Written request - Copy each line that has the string "Framework" somewhere in it.

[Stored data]
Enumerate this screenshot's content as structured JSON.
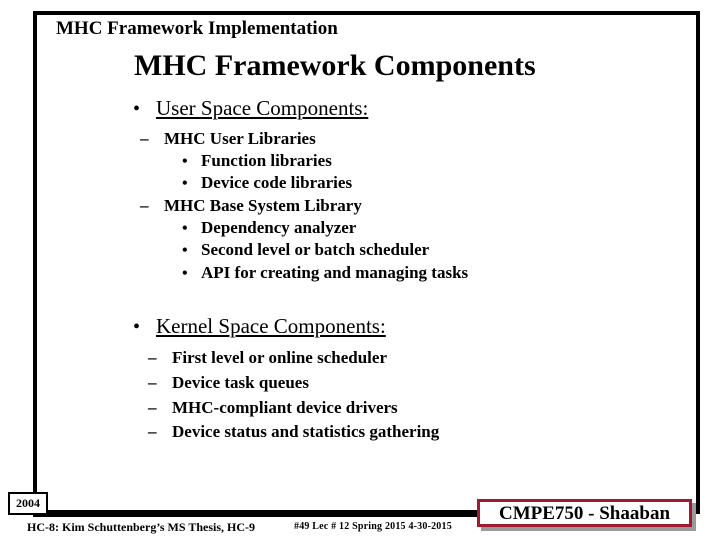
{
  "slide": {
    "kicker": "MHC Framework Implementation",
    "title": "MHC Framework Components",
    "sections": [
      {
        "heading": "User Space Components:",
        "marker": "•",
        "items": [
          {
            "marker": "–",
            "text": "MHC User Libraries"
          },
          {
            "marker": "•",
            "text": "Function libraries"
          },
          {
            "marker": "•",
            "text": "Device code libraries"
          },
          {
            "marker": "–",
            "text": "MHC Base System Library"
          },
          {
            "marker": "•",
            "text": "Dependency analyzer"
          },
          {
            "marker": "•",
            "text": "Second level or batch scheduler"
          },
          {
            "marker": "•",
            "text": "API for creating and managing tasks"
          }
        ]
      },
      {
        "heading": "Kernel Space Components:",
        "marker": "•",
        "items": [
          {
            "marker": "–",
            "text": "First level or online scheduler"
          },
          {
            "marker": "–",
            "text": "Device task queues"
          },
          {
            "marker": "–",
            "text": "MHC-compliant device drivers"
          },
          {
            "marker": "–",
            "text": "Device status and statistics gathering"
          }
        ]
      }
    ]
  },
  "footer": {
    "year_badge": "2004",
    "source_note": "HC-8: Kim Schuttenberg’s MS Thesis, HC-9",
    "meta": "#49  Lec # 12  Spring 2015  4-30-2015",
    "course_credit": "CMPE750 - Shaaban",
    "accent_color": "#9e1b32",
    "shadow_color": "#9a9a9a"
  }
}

...

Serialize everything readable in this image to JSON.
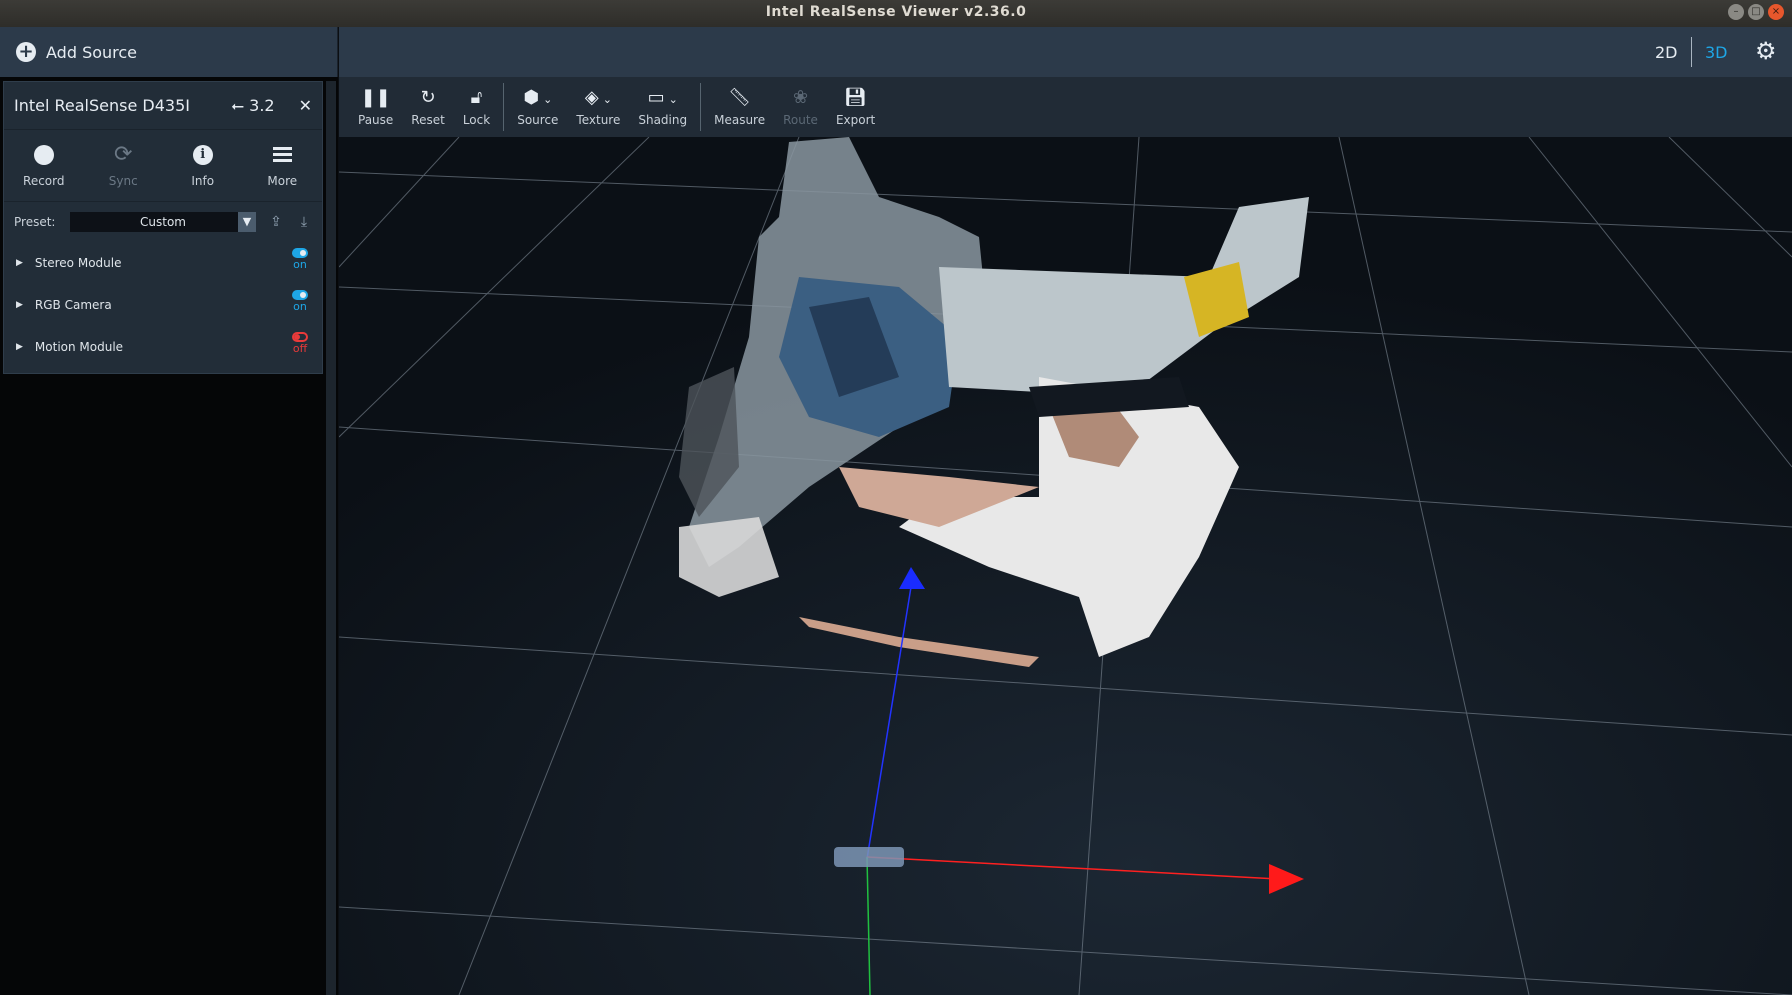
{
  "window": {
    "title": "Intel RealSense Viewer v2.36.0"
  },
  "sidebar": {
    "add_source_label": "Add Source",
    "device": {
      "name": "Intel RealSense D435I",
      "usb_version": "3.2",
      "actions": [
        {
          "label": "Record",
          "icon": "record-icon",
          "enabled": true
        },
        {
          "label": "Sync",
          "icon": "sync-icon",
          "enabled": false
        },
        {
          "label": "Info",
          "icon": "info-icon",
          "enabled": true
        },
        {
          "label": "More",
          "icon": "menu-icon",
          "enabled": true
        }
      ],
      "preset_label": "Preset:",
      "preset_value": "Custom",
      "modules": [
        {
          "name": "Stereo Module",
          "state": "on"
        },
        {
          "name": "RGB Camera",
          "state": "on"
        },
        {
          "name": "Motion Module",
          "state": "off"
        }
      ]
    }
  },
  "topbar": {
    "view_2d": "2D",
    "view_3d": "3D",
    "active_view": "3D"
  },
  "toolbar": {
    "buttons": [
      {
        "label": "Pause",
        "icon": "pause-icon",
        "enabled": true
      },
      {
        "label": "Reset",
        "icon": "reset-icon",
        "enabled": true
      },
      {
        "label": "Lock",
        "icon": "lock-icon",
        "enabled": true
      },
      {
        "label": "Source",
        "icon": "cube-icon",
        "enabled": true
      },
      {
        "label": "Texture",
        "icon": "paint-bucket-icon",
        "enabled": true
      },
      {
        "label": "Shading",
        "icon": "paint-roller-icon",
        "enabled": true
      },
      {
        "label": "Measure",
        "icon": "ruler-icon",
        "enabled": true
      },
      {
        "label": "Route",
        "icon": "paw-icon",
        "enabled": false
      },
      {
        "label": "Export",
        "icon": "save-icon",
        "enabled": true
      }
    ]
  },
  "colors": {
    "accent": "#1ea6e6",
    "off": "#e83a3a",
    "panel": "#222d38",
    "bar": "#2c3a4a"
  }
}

...

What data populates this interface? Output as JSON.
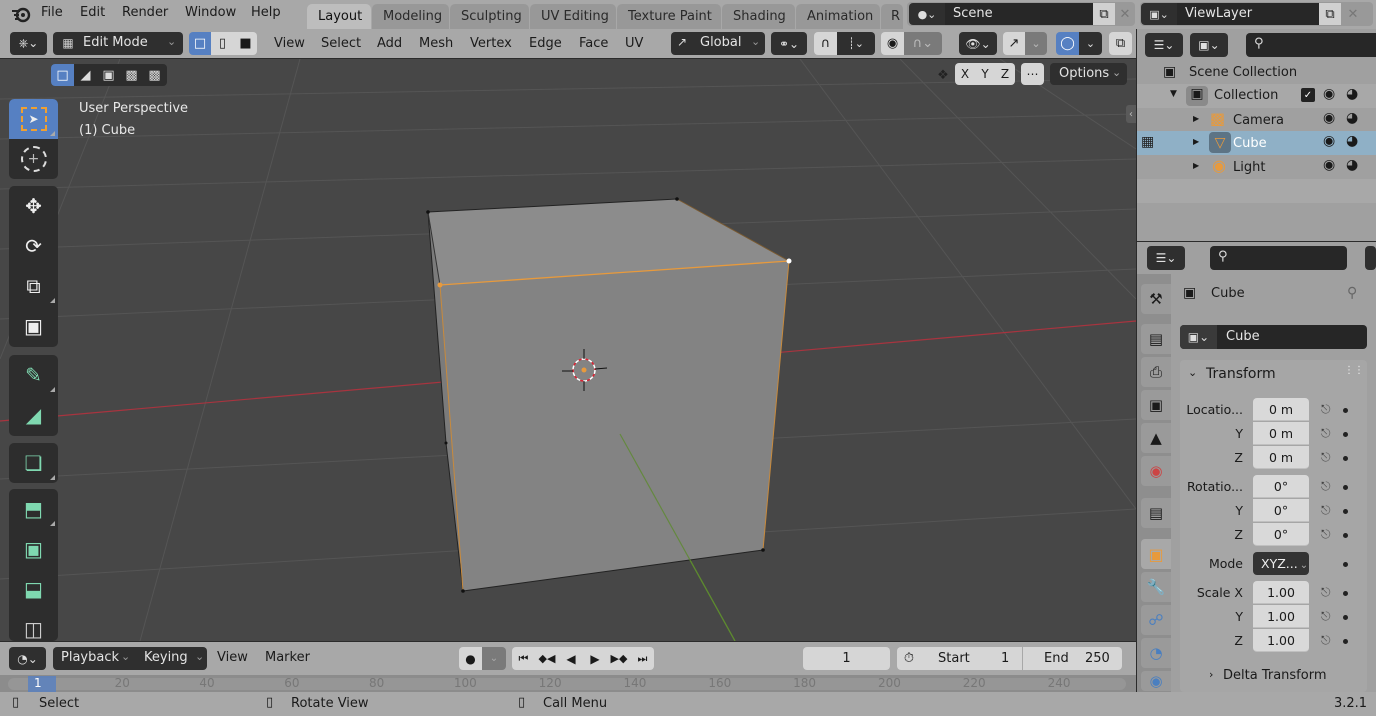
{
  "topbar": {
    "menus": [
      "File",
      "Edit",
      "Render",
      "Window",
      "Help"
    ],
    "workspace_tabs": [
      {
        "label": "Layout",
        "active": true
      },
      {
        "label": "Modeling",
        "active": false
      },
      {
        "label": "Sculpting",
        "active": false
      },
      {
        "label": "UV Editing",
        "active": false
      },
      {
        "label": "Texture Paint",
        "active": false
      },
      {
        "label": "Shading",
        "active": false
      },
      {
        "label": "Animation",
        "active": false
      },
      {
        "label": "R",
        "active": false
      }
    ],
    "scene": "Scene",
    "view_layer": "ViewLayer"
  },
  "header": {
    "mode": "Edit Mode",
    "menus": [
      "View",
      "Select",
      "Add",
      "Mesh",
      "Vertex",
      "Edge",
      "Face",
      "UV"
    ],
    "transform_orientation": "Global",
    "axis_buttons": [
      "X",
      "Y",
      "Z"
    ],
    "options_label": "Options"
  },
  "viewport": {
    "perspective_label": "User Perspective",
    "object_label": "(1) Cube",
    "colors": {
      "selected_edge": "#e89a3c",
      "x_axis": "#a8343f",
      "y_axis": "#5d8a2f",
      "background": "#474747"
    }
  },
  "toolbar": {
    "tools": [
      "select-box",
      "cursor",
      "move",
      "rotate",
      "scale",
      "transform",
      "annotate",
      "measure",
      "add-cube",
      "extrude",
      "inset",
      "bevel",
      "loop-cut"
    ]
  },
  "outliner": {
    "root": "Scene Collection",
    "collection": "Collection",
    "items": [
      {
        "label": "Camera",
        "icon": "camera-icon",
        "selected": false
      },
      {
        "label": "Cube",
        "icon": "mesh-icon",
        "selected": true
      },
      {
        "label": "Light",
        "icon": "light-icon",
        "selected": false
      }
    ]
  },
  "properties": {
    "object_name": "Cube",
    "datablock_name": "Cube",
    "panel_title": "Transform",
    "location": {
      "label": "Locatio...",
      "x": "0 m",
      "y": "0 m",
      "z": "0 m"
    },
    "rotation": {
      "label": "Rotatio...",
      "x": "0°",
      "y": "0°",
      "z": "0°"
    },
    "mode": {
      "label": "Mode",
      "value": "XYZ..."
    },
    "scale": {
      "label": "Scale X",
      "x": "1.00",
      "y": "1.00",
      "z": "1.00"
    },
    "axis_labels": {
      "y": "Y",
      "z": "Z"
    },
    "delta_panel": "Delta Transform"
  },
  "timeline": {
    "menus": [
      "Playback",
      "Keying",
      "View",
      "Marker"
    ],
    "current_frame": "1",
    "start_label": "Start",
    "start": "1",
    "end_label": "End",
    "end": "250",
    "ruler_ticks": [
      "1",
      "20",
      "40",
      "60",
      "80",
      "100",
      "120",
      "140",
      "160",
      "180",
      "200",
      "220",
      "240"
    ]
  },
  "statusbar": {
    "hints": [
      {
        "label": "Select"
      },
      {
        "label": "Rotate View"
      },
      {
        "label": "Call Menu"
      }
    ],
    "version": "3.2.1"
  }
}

Output below -
    "kicker": "MHC Framework Implementation",
    "title": "MHC Framework Components",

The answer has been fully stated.